● **WHAT THE TASK REQUIRES**: Reproduce the data that follows in its entirety, character for character.

(Saved entries)
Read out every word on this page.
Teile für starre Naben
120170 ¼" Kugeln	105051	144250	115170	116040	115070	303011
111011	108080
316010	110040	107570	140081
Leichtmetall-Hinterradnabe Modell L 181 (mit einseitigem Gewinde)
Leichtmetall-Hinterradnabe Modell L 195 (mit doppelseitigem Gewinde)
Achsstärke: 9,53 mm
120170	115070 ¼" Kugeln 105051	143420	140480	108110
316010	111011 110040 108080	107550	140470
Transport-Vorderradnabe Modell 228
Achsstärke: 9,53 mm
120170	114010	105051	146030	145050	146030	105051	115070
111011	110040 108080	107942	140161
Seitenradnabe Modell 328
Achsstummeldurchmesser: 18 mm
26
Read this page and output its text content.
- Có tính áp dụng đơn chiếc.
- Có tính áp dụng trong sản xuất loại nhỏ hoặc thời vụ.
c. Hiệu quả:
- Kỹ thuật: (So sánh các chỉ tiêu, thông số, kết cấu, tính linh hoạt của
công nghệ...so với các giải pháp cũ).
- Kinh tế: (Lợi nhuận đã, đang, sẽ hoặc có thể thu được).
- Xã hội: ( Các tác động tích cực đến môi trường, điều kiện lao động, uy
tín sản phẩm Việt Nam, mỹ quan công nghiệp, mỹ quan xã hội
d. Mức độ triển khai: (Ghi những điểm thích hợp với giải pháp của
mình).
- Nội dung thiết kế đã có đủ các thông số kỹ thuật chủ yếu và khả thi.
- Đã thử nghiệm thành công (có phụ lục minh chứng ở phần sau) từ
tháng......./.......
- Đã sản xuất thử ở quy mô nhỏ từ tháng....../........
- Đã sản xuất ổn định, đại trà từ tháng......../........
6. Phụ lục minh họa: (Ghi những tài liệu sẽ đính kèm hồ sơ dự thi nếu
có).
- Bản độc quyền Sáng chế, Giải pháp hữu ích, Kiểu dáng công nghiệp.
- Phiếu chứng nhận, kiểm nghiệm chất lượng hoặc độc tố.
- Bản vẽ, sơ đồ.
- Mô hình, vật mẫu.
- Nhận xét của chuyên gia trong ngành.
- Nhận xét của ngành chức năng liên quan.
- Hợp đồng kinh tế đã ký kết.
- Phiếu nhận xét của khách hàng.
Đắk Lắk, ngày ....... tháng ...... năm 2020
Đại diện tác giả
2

● **RESPONSE TO THE TASK**:
Read out every word on this page.
Teile für starre Naben
120170 ¼" Kugeln	105051	144250	115170	116040	115070	303011
111011	108080
316010	110040	107570	140081
Leichtmetall-Hinterradnabe Modell L 181 (mit einseitigem Gewinde)
Leichtmetall-Hinterradnabe Modell L 195 (mit doppelseitigem Gewinde)
Achsstärke: 9,53 mm
120170	115070 ¼" Kugeln 105051	143420	140480	108110
316010	111011 110040 108080	107550	140470
Transport-Vorderradnabe Modell 228
Achsstärke: 9,53 mm
120170	114010	105051	146030	145050	146030	105051	115070
111011	110040 108080	107942	140161
Seitenradnabe Modell 328
Achsstummeldurchmesser: 18 mm
26
Read this page and output its text content.
- Có tính áp dụng đơn chiếc.
- Có tính áp dụng trong sản xuất loại nhỏ hoặc thời vụ.
c. Hiệu quả:
- Kỹ thuật: (So sánh các chỉ tiêu, thông số, kết cấu, tính linh hoạt của
công nghệ...so với các giải pháp cũ).
- Kinh tế: (Lợi nhuận đã, đang, sẽ hoặc có thể thu được).
- Xã hội: ( Các tác động tích cực đến môi trường, điều kiện lao động, uy
tín sản phẩm Việt Nam, mỹ quan công nghiệp, mỹ quan xã hội
d. Mức độ triển khai: (Ghi những điểm thích hợp với giải pháp của
mình).
- Nội dung thiết kế đã có đủ các thông số kỹ thuật chủ yếu và khả thi.
- Đã thử nghiệm thành công (có phụ lục minh chứng ở phần sau) từ
tháng......./.......
- Đã sản xuất thử ở quy mô nhỏ từ tháng....../........
- Đã sản xuất ổn định, đại trà từ tháng......../........
6. Phụ lục minh họa: (Ghi những tài liệu sẽ đính kèm hồ sơ dự thi nếu
có).
- Bản độc quyền Sáng chế, Giải pháp hữu ích, Kiểu dáng công nghiệp.
- Phiếu chứng nhận, kiểm nghiệm chất lượng hoặc độc tố.
- Bản vẽ, sơ đồ.
- Mô hình, vật mẫu.
- Nhận xét của chuyên gia trong ngành.
- Nhận xét của ngành chức năng liên quan.
- Hợp đồng kinh tế đã ký kết.
- Phiếu nhận xét của khách hàng.
Đắk Lắk, ngày ....... tháng ...... năm 2020
Đại diện tác giả
2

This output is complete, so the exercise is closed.